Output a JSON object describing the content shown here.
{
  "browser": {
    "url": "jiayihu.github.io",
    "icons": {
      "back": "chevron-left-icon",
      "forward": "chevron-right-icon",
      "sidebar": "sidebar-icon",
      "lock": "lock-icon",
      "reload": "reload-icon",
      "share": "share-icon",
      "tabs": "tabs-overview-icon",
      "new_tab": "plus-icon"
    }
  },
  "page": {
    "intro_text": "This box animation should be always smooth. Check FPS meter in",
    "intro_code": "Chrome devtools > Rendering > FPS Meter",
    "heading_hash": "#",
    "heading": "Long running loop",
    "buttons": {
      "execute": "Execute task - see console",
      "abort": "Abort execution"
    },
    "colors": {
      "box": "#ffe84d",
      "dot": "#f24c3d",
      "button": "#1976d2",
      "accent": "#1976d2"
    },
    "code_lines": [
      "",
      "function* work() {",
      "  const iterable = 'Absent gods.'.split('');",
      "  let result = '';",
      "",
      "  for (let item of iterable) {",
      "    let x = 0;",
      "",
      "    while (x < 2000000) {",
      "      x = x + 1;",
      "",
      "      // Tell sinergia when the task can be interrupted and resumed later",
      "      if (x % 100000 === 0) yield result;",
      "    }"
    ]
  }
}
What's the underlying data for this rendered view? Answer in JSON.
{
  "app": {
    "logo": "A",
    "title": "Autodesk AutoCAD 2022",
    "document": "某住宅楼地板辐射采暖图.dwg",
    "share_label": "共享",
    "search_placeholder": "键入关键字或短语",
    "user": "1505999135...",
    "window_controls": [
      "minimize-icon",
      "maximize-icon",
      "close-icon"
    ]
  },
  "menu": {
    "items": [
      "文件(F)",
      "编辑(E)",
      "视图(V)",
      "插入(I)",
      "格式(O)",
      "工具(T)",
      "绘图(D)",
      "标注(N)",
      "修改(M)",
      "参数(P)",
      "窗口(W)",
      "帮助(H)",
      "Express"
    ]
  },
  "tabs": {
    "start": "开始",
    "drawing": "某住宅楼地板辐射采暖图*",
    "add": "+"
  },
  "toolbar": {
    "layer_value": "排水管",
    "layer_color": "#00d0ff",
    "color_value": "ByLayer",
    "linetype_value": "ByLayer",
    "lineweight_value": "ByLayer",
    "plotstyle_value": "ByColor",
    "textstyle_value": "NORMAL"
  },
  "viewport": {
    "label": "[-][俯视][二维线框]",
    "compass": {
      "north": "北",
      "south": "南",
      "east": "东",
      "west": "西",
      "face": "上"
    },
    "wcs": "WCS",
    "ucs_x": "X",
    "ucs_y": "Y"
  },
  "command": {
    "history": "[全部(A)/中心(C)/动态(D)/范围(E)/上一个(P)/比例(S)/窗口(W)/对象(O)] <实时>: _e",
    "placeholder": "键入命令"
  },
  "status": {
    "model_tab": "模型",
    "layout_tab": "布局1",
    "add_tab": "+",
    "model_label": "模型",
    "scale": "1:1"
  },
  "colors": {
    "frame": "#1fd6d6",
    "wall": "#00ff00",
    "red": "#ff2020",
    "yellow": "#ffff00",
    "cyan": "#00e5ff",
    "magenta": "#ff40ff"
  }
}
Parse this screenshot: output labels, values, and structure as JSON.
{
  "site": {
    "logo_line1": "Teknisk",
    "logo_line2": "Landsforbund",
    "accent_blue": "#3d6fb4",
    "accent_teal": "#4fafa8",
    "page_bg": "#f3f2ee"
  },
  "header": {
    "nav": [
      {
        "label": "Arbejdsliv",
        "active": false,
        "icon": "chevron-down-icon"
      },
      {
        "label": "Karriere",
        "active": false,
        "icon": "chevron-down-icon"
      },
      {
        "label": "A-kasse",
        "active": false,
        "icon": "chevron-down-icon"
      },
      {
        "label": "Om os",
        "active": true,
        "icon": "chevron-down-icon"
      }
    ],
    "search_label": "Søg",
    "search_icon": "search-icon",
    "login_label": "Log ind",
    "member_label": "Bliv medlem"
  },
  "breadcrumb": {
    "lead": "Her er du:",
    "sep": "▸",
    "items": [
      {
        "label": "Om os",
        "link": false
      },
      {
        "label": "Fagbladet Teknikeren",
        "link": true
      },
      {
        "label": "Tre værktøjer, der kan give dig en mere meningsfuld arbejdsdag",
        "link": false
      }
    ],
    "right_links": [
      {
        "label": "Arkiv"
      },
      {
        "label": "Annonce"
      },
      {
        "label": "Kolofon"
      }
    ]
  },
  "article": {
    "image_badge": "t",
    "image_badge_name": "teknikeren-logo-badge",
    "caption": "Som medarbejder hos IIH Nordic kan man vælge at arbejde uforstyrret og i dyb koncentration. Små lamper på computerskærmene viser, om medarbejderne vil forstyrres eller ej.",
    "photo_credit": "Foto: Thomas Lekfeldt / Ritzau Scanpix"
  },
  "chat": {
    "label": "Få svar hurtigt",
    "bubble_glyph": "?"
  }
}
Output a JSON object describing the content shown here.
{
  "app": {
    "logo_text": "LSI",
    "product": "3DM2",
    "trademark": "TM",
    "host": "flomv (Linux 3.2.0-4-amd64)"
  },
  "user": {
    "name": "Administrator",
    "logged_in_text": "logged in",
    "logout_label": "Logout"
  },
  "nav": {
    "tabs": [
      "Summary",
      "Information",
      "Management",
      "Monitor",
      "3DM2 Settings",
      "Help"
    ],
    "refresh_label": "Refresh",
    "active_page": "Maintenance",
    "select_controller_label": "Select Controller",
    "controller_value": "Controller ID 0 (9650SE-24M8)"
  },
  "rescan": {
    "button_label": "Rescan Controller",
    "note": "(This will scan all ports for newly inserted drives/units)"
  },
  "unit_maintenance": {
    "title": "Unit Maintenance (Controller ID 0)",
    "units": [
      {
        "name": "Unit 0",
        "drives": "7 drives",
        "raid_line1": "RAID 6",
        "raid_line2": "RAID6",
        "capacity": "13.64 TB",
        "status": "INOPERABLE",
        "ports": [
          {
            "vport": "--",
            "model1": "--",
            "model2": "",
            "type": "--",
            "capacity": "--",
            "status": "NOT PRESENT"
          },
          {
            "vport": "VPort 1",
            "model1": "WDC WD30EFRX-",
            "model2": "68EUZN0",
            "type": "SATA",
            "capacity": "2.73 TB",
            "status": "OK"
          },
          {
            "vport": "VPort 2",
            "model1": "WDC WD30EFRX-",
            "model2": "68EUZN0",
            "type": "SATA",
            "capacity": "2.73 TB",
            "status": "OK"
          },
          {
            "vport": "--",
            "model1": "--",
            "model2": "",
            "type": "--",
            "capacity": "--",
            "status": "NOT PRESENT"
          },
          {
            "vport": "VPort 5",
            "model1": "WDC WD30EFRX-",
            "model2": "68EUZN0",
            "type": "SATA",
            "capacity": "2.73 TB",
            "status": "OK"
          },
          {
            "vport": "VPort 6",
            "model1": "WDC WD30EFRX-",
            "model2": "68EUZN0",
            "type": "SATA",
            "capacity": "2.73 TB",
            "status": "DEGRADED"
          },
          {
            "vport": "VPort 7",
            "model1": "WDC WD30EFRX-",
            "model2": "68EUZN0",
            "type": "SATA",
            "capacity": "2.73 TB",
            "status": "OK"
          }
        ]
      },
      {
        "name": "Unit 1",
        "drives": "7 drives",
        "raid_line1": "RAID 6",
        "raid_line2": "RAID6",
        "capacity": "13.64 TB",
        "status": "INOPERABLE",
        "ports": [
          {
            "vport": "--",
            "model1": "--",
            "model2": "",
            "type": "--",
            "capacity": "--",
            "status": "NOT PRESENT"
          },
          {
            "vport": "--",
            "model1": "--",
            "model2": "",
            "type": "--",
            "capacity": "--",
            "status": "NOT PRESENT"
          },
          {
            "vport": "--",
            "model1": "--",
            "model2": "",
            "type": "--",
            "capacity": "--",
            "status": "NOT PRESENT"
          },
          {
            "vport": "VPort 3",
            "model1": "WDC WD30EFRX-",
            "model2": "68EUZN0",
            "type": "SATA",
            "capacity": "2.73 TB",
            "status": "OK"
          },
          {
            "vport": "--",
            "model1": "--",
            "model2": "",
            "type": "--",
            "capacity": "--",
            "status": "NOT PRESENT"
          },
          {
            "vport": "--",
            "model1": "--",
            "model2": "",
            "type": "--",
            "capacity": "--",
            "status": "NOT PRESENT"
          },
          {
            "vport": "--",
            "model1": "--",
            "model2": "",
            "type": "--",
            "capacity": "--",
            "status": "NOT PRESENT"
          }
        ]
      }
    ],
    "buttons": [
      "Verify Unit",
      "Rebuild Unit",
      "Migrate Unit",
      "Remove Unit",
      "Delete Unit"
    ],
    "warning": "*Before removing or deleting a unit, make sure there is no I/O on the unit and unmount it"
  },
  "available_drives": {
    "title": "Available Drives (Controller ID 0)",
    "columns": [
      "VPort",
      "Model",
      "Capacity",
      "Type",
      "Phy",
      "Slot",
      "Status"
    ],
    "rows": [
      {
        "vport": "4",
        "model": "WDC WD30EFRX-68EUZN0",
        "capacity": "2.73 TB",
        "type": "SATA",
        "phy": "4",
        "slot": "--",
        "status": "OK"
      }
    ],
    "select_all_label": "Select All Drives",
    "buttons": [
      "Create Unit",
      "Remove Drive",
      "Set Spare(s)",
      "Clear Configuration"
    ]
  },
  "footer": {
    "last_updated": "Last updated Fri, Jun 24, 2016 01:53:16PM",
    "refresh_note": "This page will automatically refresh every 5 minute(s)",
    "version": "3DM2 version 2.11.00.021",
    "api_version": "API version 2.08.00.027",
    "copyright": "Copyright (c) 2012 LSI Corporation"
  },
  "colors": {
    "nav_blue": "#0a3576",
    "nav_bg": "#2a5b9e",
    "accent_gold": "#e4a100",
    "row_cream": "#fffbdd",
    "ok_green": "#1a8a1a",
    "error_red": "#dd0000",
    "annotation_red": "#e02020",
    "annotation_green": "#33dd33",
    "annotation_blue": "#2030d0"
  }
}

#### Stated problem:
Go through the material above and count the lines that include "Select". Give the number alone.

#### Task result:
2